- [Do this]: Each entry below should be echoed exactly, with pictures omitted.
====
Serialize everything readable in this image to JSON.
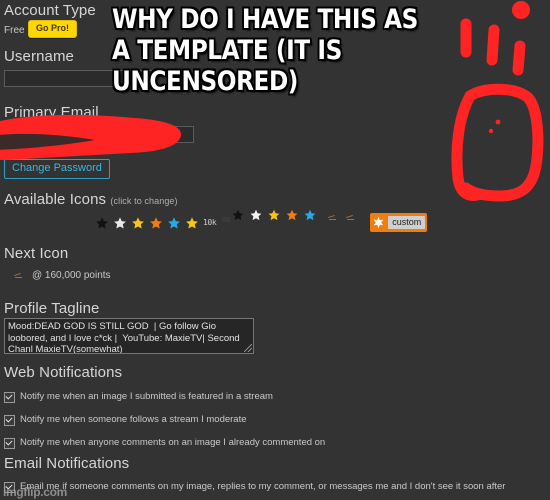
{
  "meme": {
    "caption": "WHY DO I HAVE THIS AS\nA TEMPLATE (IT IS UNCENSORED)",
    "watermark": "imgflip.com",
    "drawing_color": "#ff2424"
  },
  "page": {
    "background": "#333333",
    "accent_blue": "#36b7e4",
    "accent_yellow": "#fcd703",
    "accent_orange": "#f07d10"
  },
  "account_type": {
    "title": "Account Type",
    "plan": "Free",
    "upgrade_button": "Go Pro!"
  },
  "username": {
    "title": "Username",
    "value": ""
  },
  "primary_email": {
    "title": "Primary Email",
    "value": "",
    "change_password_button": "Change Password"
  },
  "available_icons": {
    "title": "Available Icons",
    "hint": "(click to change)",
    "items": [
      {
        "name": "person-icon-gray",
        "type": "person",
        "color": "#bdbdbd"
      },
      {
        "name": "person-icon-white",
        "type": "person",
        "color": "#ffffff"
      },
      {
        "name": "person-icon-yellow",
        "type": "person",
        "color": "#f5c518"
      },
      {
        "name": "person-icon-orange",
        "type": "person",
        "color": "#f07d10"
      },
      {
        "name": "person-icon-blue",
        "type": "person",
        "color": "#2aa7e8"
      },
      {
        "name": "star-icon-black",
        "type": "star",
        "color": "#111111"
      },
      {
        "name": "star-icon-white",
        "type": "star",
        "color": "#e8e8e8"
      },
      {
        "name": "star-icon-yellow",
        "type": "star",
        "color": "#f5c518"
      },
      {
        "name": "star-icon-orange",
        "type": "star",
        "color": "#f07d10"
      },
      {
        "name": "star-icon-blue",
        "type": "star",
        "color": "#2aa7e8"
      },
      {
        "name": "sheriff-star-icon",
        "type": "star",
        "color": "#f5c518"
      },
      {
        "name": "ten-k-icon",
        "type": "text",
        "label": "10k"
      },
      {
        "name": "comment-badge-icon",
        "type": "badge"
      },
      {
        "name": "flag-star-icon-black",
        "type": "flag",
        "color": "#111111"
      },
      {
        "name": "flag-star-icon-white",
        "type": "flag",
        "color": "#f2f2f2"
      },
      {
        "name": "flag-star-icon-yellow",
        "type": "flag",
        "color": "#f5c518"
      },
      {
        "name": "flag-star-icon-orange",
        "type": "flag",
        "color": "#f07d10"
      },
      {
        "name": "flag-star-icon-blue",
        "type": "flag",
        "color": "#2aa7e8"
      },
      {
        "name": "locked-icon-1",
        "type": "dash"
      },
      {
        "name": "locked-icon-2",
        "type": "dash"
      }
    ],
    "custom_button": "custom"
  },
  "next_icon": {
    "title": "Next Icon",
    "requirement": "@ 160,000 points"
  },
  "profile_tagline": {
    "title": "Profile Tagline",
    "value": "Mood:DEAD GOD IS STILL GOD  | Go follow Gio loobored, and I love c*ck |  YouTube: MaxieTV| Second Chanl MaxieTV(somewhat)"
  },
  "web_notifications": {
    "title": "Web Notifications",
    "options": [
      {
        "label": "Notify me when an image I submitted is featured in a stream",
        "checked": true
      },
      {
        "label": "Notify me when someone follows a stream I moderate",
        "checked": true
      },
      {
        "label": "Notify me when anyone comments on an image I already commented on",
        "checked": true
      }
    ]
  },
  "email_notifications": {
    "title": "Email Notifications",
    "options": [
      {
        "label": "Email me if someone comments on my image, replies to my comment, or messages me and I don't see it soon after",
        "checked": true
      }
    ]
  }
}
====
- [Exercise output]:
Serialize everything readable in this image to JSON.
{
  "meme": {
    "caption": "WHY DO I HAVE THIS AS\nA TEMPLATE (IT IS UNCENSORED)",
    "watermark": "imgflip.com",
    "drawing_color": "#ff2424"
  },
  "page": {
    "background": "#333333",
    "accent_blue": "#36b7e4",
    "accent_yellow": "#fcd703",
    "accent_orange": "#f07d10"
  },
  "account_type": {
    "title": "Account Type",
    "plan": "Free",
    "upgrade_button": "Go Pro!"
  },
  "username": {
    "title": "Username",
    "value": ""
  },
  "primary_email": {
    "title": "Primary Email",
    "value": "",
    "change_password_button": "Change Password"
  },
  "available_icons": {
    "title": "Available Icons",
    "hint": "(click to change)",
    "items": [
      {
        "name": "person-icon-gray",
        "type": "person",
        "color": "#bdbdbd"
      },
      {
        "name": "person-icon-white",
        "type": "person",
        "color": "#ffffff"
      },
      {
        "name": "person-icon-yellow",
        "type": "person",
        "color": "#f5c518"
      },
      {
        "name": "person-icon-orange",
        "type": "person",
        "color": "#f07d10"
      },
      {
        "name": "person-icon-blue",
        "type": "person",
        "color": "#2aa7e8"
      },
      {
        "name": "star-icon-black",
        "type": "star",
        "color": "#111111"
      },
      {
        "name": "star-icon-white",
        "type": "star",
        "color": "#e8e8e8"
      },
      {
        "name": "star-icon-yellow",
        "type": "star",
        "color": "#f5c518"
      },
      {
        "name": "star-icon-orange",
        "type": "star",
        "color": "#f07d10"
      },
      {
        "name": "star-icon-blue",
        "type": "star",
        "color": "#2aa7e8"
      },
      {
        "name": "sheriff-star-icon",
        "type": "star",
        "color": "#f5c518"
      },
      {
        "name": "ten-k-icon",
        "type": "text",
        "label": "10k"
      },
      {
        "name": "comment-badge-icon",
        "type": "badge"
      },
      {
        "name": "flag-star-icon-black",
        "type": "flag",
        "color": "#111111"
      },
      {
        "name": "flag-star-icon-white",
        "type": "flag",
        "color": "#f2f2f2"
      },
      {
        "name": "flag-star-icon-yellow",
        "type": "flag",
        "color": "#f5c518"
      },
      {
        "name": "flag-star-icon-orange",
        "type": "flag",
        "color": "#f07d10"
      },
      {
        "name": "flag-star-icon-blue",
        "type": "flag",
        "color": "#2aa7e8"
      },
      {
        "name": "locked-icon-1",
        "type": "dash"
      },
      {
        "name": "locked-icon-2",
        "type": "dash"
      }
    ],
    "custom_button": "custom"
  },
  "next_icon": {
    "title": "Next Icon",
    "requirement": "@ 160,000 points"
  },
  "profile_tagline": {
    "title": "Profile Tagline",
    "value": "Mood:DEAD GOD IS STILL GOD  | Go follow Gio loobored, and I love c*ck |  YouTube: MaxieTV| Second Chanl MaxieTV(somewhat)"
  },
  "web_notifications": {
    "title": "Web Notifications",
    "options": [
      {
        "label": "Notify me when an image I submitted is featured in a stream",
        "checked": true
      },
      {
        "label": "Notify me when someone follows a stream I moderate",
        "checked": true
      },
      {
        "label": "Notify me when anyone comments on an image I already commented on",
        "checked": true
      }
    ]
  },
  "email_notifications": {
    "title": "Email Notifications",
    "options": [
      {
        "label": "Email me if someone comments on my image, replies to my comment, or messages me and I don't see it soon after",
        "checked": true
      }
    ]
  }
}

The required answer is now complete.